## start Recorded information

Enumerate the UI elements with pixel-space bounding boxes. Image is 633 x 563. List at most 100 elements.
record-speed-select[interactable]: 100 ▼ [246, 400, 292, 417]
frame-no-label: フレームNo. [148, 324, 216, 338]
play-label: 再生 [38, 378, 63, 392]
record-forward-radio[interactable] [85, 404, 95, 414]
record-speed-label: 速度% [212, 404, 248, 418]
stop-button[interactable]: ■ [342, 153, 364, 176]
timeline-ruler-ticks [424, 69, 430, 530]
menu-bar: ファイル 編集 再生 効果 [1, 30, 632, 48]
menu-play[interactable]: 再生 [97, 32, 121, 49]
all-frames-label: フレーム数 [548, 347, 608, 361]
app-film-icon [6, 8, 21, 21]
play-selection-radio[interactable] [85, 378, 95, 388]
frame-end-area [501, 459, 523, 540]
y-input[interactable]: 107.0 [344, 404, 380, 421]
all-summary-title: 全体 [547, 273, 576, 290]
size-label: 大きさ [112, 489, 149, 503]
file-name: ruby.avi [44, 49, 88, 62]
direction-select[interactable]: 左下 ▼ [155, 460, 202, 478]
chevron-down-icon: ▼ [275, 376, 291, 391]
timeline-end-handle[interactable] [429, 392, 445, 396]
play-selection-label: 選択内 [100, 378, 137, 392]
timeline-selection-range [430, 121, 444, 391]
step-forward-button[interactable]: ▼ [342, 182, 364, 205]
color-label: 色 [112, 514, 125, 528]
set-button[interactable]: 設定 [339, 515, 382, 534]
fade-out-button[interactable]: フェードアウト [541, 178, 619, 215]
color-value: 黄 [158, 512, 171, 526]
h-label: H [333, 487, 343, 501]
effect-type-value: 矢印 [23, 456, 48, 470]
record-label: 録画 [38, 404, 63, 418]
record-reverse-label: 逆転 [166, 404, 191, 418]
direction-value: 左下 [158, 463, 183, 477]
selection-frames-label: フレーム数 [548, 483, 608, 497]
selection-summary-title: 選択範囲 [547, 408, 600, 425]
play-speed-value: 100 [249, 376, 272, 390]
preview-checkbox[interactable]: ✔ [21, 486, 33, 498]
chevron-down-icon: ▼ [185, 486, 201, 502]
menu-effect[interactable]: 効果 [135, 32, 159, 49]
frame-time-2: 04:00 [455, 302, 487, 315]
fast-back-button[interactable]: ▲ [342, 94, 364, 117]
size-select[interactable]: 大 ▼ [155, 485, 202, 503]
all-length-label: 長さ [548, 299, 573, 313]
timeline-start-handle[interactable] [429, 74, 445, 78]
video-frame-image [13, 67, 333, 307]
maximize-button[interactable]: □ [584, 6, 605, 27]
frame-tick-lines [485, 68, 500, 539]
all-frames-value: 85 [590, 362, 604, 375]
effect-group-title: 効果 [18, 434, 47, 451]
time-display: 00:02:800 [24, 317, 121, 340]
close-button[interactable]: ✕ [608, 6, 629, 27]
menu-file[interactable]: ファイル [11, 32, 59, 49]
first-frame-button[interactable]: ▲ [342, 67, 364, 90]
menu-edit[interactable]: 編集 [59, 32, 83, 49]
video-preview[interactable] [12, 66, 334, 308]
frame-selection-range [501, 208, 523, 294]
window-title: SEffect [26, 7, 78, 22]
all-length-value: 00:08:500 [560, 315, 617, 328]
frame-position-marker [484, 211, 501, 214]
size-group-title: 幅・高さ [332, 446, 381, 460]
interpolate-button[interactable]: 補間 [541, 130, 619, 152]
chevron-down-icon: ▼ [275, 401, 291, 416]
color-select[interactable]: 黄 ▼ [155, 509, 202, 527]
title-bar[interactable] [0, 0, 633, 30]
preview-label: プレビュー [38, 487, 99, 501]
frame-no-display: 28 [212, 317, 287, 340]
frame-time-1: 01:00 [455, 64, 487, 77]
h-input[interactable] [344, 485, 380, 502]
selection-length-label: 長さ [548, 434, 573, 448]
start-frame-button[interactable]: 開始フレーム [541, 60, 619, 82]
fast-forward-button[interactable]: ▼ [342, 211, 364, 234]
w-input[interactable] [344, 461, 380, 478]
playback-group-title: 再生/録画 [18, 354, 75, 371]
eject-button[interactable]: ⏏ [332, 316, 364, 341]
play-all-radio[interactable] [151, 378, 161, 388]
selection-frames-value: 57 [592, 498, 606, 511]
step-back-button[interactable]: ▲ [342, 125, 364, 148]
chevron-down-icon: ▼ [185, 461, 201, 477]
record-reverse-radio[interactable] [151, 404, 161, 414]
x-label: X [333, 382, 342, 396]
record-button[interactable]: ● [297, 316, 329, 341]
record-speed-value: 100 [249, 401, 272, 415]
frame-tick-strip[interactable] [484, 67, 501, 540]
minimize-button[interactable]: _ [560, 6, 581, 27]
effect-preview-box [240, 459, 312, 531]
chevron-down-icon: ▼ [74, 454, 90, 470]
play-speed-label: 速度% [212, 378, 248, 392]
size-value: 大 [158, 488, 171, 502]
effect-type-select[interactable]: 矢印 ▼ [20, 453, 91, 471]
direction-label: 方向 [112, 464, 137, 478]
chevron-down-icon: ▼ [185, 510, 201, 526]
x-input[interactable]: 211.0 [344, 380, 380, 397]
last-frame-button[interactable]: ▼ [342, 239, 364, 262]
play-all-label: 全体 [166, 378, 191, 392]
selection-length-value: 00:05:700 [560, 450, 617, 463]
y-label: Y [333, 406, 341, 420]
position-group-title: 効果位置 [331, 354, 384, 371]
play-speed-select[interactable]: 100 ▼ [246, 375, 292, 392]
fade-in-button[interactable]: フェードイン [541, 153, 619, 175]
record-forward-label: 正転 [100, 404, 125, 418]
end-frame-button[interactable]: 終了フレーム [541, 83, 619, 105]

## end Recorded information

*What is being asked*.
In the listing, substitute "dropdown-arrow-icon" for every "chevron-down-icon" and give back all the lines, leaving everything else unchanged.

*Output for this exercise*.
Enumerate the UI elements with pixel-space bounding boxes. Image is 633 x 563. List at most 100 elements.
record-speed-select[interactable]: 100 ▼ [246, 400, 292, 417]
frame-no-label: フレームNo. [148, 324, 216, 338]
play-label: 再生 [38, 378, 63, 392]
record-forward-radio[interactable] [85, 404, 95, 414]
record-speed-label: 速度% [212, 404, 248, 418]
stop-button[interactable]: ■ [342, 153, 364, 176]
timeline-ruler-ticks [424, 69, 430, 530]
menu-bar: ファイル 編集 再生 効果 [1, 30, 632, 48]
menu-play[interactable]: 再生 [97, 32, 121, 49]
all-frames-label: フレーム数 [548, 347, 608, 361]
app-film-icon [6, 8, 21, 21]
play-selection-radio[interactable] [85, 378, 95, 388]
frame-end-area [501, 459, 523, 540]
y-input[interactable]: 107.0 [344, 404, 380, 421]
all-summary-title: 全体 [547, 273, 576, 290]
size-label: 大きさ [112, 489, 149, 503]
file-name: ruby.avi [44, 49, 88, 62]
direction-select[interactable]: 左下 ▼ [155, 460, 202, 478]
dropdown-arrow-icon: ▼ [275, 376, 291, 391]
timeline-end-handle[interactable] [429, 392, 445, 396]
play-selection-label: 選択内 [100, 378, 137, 392]
timeline-selection-range [430, 121, 444, 391]
step-forward-button[interactable]: ▼ [342, 182, 364, 205]
color-label: 色 [112, 514, 125, 528]
set-button[interactable]: 設定 [339, 515, 382, 534]
fade-out-button[interactable]: フェードアウト [541, 178, 619, 215]
color-value: 黄 [158, 512, 171, 526]
h-label: H [333, 487, 343, 501]
effect-type-value: 矢印 [23, 456, 48, 470]
record-label: 録画 [38, 404, 63, 418]
record-reverse-label: 逆転 [166, 404, 191, 418]
direction-value: 左下 [158, 463, 183, 477]
selection-frames-label: フレーム数 [548, 483, 608, 497]
selection-summary-title: 選択範囲 [547, 408, 600, 425]
play-speed-value: 100 [249, 376, 272, 390]
preview-checkbox[interactable]: ✔ [21, 486, 33, 498]
dropdown-arrow-icon: ▼ [185, 486, 201, 502]
menu-effect[interactable]: 効果 [135, 32, 159, 49]
frame-time-2: 04:00 [455, 302, 487, 315]
fast-back-button[interactable]: ▲ [342, 94, 364, 117]
size-select[interactable]: 大 ▼ [155, 485, 202, 503]
all-length-label: 長さ [548, 299, 573, 313]
timeline-start-handle[interactable] [429, 74, 445, 78]
video-frame-image [13, 67, 333, 307]
maximize-button[interactable]: □ [584, 6, 605, 27]
frame-tick-lines [485, 68, 500, 539]
all-frames-value: 85 [590, 362, 604, 375]
effect-group-title: 効果 [18, 434, 47, 451]
time-display: 00:02:800 [24, 317, 121, 340]
close-button[interactable]: ✕ [608, 6, 629, 27]
menu-file[interactable]: ファイル [11, 32, 59, 49]
first-frame-button[interactable]: ▲ [342, 67, 364, 90]
menu-edit[interactable]: 編集 [59, 32, 83, 49]
video-preview[interactable] [12, 66, 334, 308]
frame-selection-range [501, 208, 523, 294]
window-title: SEffect [26, 7, 78, 22]
all-length-value: 00:08:500 [560, 315, 617, 328]
frame-position-marker [484, 211, 501, 214]
size-group-title: 幅・高さ [332, 446, 381, 460]
interpolate-button[interactable]: 補間 [541, 130, 619, 152]
dropdown-arrow-icon: ▼ [275, 401, 291, 416]
color-select[interactable]: 黄 ▼ [155, 509, 202, 527]
title-bar[interactable] [0, 0, 633, 30]
preview-label: プレビュー [38, 487, 99, 501]
frame-no-display: 28 [212, 317, 287, 340]
frame-time-1: 01:00 [455, 64, 487, 77]
h-input[interactable] [344, 485, 380, 502]
selection-length-label: 長さ [548, 434, 573, 448]
start-frame-button[interactable]: 開始フレーム [541, 60, 619, 82]
fast-forward-button[interactable]: ▼ [342, 211, 364, 234]
w-input[interactable] [344, 461, 380, 478]
playback-group-title: 再生/録画 [18, 354, 75, 371]
eject-button[interactable]: ⏏ [332, 316, 364, 341]
play-all-radio[interactable] [151, 378, 161, 388]
selection-frames-value: 57 [592, 498, 606, 511]
step-back-button[interactable]: ▲ [342, 125, 364, 148]
dropdown-arrow-icon: ▼ [185, 461, 201, 477]
record-reverse-radio[interactable] [151, 404, 161, 414]
x-label: X [333, 382, 342, 396]
record-button[interactable]: ● [297, 316, 329, 341]
record-speed-value: 100 [249, 401, 272, 415]
frame-tick-strip[interactable] [484, 67, 501, 540]
minimize-button[interactable]: _ [560, 6, 581, 27]
effect-preview-box [240, 459, 312, 531]
dropdown-arrow-icon: ▼ [74, 454, 90, 470]
play-speed-label: 速度% [212, 378, 248, 392]
size-value: 大 [158, 488, 171, 502]
effect-type-select[interactable]: 矢印 ▼ [20, 453, 91, 471]
direction-label: 方向 [112, 464, 137, 478]
dropdown-arrow-icon: ▼ [185, 510, 201, 526]
x-input[interactable]: 211.0 [344, 380, 380, 397]
last-frame-button[interactable]: ▼ [342, 239, 364, 262]
play-all-label: 全体 [166, 378, 191, 392]
selection-length-value: 00:05:700 [560, 450, 617, 463]
y-label: Y [333, 406, 341, 420]
position-group-title: 効果位置 [331, 354, 384, 371]
play-speed-select[interactable]: 100 ▼ [246, 375, 292, 392]
fade-in-button[interactable]: フェードイン [541, 153, 619, 175]
record-forward-label: 正転 [100, 404, 125, 418]
end-frame-button[interactable]: 終了フレーム [541, 83, 619, 105]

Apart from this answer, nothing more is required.